--- Start of PROVIDED DATA ---
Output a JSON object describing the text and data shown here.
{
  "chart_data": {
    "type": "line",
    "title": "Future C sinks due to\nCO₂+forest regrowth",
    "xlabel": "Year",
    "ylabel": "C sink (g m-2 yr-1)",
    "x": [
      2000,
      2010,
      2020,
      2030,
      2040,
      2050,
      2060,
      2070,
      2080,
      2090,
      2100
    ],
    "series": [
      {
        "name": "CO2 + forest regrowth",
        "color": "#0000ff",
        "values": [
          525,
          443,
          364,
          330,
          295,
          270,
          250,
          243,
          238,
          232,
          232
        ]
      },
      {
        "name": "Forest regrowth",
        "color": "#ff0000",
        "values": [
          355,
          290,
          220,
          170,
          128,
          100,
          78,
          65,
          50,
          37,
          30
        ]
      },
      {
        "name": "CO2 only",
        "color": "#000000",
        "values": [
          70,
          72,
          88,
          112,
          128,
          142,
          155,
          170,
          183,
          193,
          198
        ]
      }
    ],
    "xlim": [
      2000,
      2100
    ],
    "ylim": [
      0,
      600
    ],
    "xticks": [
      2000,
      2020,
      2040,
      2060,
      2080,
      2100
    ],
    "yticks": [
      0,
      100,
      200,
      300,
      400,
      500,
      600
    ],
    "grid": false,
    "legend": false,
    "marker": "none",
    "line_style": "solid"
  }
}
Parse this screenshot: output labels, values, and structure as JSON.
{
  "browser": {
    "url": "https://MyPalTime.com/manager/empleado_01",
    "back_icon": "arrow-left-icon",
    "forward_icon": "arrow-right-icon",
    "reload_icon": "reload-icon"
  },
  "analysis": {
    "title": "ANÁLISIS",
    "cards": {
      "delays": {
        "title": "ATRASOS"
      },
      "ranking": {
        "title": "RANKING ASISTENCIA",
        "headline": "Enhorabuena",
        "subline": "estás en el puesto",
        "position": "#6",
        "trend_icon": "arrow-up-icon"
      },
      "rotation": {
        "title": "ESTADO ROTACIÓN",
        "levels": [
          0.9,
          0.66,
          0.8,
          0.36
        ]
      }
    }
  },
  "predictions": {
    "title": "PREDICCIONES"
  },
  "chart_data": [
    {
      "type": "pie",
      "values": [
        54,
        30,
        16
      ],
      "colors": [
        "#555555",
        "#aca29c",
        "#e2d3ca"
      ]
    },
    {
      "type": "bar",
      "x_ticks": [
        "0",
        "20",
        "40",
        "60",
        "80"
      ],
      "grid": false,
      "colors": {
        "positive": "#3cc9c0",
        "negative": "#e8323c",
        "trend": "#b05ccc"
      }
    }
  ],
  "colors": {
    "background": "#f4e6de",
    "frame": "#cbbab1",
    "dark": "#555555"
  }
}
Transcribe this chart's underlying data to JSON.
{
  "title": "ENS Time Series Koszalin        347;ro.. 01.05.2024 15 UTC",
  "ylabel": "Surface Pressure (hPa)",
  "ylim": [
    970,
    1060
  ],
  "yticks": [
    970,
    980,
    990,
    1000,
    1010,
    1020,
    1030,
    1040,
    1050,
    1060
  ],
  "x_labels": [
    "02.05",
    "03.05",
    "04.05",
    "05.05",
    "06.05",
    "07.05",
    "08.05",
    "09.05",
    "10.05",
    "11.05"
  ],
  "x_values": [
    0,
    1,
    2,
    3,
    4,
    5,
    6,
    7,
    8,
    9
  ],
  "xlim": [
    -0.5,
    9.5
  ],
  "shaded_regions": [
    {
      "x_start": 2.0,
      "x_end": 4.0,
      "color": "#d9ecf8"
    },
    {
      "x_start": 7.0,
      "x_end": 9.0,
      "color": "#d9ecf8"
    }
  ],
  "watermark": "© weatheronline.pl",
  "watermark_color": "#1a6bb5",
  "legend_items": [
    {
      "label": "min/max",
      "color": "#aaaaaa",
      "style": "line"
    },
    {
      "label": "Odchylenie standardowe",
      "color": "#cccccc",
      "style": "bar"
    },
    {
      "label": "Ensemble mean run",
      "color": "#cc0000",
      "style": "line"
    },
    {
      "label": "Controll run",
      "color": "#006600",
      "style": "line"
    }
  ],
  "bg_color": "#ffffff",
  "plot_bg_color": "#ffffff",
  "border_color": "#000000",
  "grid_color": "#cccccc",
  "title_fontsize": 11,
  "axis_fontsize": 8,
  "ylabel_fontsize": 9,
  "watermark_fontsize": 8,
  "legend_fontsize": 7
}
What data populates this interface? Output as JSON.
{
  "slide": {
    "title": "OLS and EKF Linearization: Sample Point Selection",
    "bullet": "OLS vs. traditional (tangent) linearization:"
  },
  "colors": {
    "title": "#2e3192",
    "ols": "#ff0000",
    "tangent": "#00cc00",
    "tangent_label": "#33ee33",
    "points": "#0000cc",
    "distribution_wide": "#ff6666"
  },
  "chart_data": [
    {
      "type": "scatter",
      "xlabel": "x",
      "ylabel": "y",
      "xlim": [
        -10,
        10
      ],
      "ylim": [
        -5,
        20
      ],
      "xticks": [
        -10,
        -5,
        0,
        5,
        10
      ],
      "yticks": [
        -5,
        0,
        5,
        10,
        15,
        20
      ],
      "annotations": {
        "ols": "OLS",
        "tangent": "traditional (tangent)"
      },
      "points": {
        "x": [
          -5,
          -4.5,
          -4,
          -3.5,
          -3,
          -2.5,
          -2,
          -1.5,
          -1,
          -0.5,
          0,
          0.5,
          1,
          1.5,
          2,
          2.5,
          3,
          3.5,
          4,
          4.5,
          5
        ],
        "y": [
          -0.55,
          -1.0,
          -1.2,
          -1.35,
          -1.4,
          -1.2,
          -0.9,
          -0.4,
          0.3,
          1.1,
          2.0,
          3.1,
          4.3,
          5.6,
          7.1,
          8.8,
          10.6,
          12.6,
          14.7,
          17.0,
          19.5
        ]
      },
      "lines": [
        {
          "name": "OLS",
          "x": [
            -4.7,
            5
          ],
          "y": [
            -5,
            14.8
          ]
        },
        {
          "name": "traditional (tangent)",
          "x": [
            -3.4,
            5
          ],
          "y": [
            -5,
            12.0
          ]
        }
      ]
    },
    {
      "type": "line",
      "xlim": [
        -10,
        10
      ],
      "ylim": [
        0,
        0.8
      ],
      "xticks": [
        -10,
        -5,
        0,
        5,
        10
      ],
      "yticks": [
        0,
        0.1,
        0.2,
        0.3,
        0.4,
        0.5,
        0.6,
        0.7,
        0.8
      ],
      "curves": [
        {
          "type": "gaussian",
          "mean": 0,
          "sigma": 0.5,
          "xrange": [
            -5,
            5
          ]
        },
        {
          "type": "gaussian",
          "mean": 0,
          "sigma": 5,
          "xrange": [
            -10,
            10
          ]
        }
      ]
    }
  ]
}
--- End of PROVIDED DATA ---
WRITTEN REQUEST: Return the lines of the records that include the string "type".

THE RESPONSE:
    "type": "line",
      "type": "pie",
      "type": "bar",
      "type": "scatter",
      "type": "line",
          "type": "gaussian",
          "type": "gaussian",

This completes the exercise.